Exercise prompt
The data follows this line. Copy verbatim the line with "Read this page and output its text content." and each line after it to the end.

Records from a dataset
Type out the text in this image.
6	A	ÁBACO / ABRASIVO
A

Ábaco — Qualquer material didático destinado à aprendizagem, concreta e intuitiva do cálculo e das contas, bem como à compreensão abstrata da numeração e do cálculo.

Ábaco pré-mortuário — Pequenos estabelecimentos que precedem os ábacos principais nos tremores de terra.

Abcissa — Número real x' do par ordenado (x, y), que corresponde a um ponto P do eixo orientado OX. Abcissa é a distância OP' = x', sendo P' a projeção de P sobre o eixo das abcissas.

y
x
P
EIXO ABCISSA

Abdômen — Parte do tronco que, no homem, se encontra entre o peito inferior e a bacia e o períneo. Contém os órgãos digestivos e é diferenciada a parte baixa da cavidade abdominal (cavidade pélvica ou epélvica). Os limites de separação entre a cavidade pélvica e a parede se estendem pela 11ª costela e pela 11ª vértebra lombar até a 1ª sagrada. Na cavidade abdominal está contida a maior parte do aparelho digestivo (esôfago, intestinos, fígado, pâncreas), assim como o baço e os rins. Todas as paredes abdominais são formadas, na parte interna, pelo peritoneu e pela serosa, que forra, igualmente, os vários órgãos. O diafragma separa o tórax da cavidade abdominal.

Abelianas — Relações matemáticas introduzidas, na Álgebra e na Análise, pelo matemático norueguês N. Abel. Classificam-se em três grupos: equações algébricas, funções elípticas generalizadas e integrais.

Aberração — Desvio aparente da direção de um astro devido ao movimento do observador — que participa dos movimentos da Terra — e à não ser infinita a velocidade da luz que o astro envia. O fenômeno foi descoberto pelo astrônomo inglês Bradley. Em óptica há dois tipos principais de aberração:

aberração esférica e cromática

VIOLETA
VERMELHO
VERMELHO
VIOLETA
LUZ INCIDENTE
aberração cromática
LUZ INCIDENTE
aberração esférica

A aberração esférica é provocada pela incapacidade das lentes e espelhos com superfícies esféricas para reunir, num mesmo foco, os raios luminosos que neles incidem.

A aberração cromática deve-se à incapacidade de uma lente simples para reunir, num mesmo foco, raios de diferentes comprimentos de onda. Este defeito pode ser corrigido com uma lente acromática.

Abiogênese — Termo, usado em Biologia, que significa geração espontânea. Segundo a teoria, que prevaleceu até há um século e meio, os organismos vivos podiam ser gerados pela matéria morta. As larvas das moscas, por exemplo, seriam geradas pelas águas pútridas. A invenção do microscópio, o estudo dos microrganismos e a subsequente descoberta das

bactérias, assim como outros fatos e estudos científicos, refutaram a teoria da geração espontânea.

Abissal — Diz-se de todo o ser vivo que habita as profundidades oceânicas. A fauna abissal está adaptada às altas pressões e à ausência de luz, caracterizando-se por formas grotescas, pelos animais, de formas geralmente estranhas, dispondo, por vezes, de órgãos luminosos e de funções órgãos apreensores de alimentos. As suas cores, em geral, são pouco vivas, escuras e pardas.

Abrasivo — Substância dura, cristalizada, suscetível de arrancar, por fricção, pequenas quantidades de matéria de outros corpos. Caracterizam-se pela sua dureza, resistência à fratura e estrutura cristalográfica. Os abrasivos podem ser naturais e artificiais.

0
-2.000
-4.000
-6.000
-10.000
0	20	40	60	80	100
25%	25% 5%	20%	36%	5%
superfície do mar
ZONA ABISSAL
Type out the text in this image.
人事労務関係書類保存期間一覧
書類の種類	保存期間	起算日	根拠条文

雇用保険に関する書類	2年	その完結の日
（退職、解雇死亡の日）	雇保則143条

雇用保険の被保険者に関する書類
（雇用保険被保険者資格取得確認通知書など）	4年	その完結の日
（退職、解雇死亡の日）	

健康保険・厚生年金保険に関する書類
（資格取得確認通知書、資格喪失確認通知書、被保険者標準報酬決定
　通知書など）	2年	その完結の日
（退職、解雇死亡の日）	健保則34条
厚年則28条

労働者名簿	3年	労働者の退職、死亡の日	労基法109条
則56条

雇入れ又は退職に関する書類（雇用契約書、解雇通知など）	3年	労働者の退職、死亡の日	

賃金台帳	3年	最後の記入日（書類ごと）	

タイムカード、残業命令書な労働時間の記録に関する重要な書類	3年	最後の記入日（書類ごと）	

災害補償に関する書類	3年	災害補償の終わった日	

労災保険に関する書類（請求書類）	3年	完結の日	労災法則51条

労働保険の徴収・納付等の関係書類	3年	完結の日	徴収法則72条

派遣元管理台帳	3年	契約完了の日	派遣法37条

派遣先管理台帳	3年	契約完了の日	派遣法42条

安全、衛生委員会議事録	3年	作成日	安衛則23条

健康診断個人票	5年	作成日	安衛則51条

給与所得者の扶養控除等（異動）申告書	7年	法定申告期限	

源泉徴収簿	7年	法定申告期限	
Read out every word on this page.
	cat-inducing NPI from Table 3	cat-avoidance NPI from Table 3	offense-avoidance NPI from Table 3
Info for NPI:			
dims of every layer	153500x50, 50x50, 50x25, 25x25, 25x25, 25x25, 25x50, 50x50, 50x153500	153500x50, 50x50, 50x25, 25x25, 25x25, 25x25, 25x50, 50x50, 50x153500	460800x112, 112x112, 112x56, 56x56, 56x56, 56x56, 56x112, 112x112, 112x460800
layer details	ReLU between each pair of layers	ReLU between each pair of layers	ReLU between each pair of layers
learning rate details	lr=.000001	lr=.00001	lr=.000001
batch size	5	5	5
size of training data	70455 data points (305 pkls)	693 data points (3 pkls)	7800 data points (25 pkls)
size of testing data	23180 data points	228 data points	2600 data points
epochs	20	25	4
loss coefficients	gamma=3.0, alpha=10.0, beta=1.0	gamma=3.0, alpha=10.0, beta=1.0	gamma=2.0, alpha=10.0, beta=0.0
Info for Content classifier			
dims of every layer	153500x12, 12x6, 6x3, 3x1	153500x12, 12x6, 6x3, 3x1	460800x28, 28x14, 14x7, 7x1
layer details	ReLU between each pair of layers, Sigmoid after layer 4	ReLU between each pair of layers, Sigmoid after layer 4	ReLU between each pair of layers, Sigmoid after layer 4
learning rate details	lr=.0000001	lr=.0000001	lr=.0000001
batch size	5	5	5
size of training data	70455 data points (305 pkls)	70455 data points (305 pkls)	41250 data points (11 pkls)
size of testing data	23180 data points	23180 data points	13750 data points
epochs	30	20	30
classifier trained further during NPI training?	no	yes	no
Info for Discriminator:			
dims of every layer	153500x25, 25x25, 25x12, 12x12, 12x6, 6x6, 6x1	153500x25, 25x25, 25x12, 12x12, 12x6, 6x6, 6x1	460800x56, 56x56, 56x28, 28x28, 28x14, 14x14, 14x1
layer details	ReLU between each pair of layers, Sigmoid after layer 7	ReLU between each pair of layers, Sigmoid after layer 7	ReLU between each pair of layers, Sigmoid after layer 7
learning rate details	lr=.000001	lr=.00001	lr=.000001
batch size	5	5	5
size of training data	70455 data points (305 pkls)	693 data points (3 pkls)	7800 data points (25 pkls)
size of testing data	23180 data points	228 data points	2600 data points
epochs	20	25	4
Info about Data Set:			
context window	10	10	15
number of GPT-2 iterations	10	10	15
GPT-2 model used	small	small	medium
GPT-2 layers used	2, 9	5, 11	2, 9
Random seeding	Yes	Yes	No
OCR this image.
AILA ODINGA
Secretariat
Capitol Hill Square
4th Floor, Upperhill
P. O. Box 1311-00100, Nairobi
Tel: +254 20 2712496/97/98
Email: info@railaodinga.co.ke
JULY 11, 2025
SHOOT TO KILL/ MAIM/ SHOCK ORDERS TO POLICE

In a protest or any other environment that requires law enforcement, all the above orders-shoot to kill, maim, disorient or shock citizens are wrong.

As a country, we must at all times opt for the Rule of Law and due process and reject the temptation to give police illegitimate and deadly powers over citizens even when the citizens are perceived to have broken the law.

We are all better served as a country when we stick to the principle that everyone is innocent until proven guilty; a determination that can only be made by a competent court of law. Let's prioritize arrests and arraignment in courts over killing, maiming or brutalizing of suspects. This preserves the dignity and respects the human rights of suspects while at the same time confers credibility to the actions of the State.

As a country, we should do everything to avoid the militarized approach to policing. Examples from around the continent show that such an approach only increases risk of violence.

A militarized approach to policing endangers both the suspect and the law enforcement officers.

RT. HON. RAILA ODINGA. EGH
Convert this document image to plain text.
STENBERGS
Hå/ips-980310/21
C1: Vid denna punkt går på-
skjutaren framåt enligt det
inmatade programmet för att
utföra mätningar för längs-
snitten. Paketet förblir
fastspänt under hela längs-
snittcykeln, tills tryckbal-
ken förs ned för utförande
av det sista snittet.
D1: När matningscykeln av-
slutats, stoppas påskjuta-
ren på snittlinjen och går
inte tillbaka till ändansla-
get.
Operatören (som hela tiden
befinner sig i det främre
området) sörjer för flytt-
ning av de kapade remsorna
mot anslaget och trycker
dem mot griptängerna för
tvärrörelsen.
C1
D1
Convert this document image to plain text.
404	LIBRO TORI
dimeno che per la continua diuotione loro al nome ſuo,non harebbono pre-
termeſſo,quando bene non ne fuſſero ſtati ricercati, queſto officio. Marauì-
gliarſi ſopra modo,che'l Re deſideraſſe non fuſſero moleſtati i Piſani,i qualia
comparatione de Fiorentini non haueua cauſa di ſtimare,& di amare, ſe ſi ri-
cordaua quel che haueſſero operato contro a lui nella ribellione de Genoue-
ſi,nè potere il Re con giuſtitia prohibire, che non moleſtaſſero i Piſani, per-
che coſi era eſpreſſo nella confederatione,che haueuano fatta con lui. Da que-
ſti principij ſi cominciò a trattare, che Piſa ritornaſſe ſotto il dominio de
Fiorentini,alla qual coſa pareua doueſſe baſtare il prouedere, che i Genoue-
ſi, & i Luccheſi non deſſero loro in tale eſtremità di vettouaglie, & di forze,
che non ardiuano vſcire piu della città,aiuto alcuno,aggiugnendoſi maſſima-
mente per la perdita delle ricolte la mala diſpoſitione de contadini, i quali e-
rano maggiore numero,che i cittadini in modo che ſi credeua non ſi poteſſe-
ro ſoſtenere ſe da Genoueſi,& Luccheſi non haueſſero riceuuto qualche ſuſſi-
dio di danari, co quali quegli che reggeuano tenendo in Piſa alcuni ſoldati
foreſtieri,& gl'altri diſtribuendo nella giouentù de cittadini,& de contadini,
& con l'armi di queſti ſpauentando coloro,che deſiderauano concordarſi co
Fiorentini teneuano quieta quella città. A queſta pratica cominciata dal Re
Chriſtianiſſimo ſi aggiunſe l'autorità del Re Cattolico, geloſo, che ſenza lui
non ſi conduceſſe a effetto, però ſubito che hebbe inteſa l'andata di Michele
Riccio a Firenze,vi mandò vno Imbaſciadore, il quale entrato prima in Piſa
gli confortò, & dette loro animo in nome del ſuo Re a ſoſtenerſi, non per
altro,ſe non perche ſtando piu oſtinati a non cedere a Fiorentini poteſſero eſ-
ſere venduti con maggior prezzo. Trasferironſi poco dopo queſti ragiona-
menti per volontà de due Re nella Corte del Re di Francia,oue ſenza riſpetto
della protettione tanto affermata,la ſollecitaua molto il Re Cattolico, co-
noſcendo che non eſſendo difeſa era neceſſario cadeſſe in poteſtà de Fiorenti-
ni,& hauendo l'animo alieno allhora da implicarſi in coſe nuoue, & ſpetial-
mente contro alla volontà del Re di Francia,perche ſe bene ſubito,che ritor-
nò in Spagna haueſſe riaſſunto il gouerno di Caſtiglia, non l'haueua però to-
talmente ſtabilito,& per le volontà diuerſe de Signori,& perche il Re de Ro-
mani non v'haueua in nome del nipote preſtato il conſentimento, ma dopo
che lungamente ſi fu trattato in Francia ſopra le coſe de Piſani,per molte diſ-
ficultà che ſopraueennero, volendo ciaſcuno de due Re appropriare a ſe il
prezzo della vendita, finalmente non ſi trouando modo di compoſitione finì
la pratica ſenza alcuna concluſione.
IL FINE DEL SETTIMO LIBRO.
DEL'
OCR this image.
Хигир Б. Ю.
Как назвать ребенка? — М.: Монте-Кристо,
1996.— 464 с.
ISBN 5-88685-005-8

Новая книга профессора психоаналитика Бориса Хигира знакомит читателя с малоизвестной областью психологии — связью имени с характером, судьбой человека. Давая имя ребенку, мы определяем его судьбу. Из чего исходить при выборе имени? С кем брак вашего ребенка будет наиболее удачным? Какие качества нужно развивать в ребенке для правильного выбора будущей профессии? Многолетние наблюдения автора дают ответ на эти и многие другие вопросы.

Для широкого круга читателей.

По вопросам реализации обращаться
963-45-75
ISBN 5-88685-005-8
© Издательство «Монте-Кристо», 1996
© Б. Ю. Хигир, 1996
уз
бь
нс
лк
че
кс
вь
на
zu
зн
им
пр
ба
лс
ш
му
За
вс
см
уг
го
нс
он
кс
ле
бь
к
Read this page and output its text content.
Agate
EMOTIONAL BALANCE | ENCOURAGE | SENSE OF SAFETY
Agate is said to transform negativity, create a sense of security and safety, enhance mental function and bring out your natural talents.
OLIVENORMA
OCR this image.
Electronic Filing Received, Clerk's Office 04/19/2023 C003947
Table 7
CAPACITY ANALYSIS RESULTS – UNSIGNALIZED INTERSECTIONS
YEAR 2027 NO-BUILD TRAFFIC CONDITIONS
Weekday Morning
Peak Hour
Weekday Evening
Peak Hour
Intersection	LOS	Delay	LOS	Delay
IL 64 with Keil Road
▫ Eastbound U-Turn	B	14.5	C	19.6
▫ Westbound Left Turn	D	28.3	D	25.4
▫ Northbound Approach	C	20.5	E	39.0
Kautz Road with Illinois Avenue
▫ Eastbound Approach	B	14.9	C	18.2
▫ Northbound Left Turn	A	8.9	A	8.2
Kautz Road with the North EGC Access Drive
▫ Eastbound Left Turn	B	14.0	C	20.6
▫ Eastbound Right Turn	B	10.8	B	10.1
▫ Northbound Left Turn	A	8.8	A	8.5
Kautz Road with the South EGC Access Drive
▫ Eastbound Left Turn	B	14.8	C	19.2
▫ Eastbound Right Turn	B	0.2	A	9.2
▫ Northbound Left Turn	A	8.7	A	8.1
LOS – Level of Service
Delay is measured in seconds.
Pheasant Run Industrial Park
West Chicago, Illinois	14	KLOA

Answer
Read this page and output its text content.
Agate
EMOTIONAL BALANCE | ENCOURAGE | SENSE OF SAFETY
Agate is said to transform negativity, create a sense of security and safety, enhance mental function and bring out your natural talents.
OLIVENORMA
OCR this image.
Electronic Filing Received, Clerk's Office 04/19/2023 C003947
Table 7
CAPACITY ANALYSIS RESULTS – UNSIGNALIZED INTERSECTIONS
YEAR 2027 NO-BUILD TRAFFIC CONDITIONS
Weekday Morning
Peak Hour
Weekday Evening
Peak Hour
Intersection	LOS	Delay	LOS	Delay
IL 64 with Keil Road
▫ Eastbound U-Turn	B	14.5	C	19.6
▫ Westbound Left Turn	D	28.3	D	25.4
▫ Northbound Approach	C	20.5	E	39.0
Kautz Road with Illinois Avenue
▫ Eastbound Approach	B	14.9	C	18.2
▫ Northbound Left Turn	A	8.9	A	8.2
Kautz Road with the North EGC Access Drive
▫ Eastbound Left Turn	B	14.0	C	20.6
▫ Eastbound Right Turn	B	10.8	B	10.1
▫ Northbound Left Turn	A	8.8	A	8.5
Kautz Road with the South EGC Access Drive
▫ Eastbound Left Turn	B	14.8	C	19.2
▫ Eastbound Right Turn	B	0.2	A	9.2
▫ Northbound Left Turn	A	8.7	A	8.1
LOS – Level of Service
Delay is measured in seconds.
Pheasant Run Industrial Park
West Chicago, Illinois	14	KLOA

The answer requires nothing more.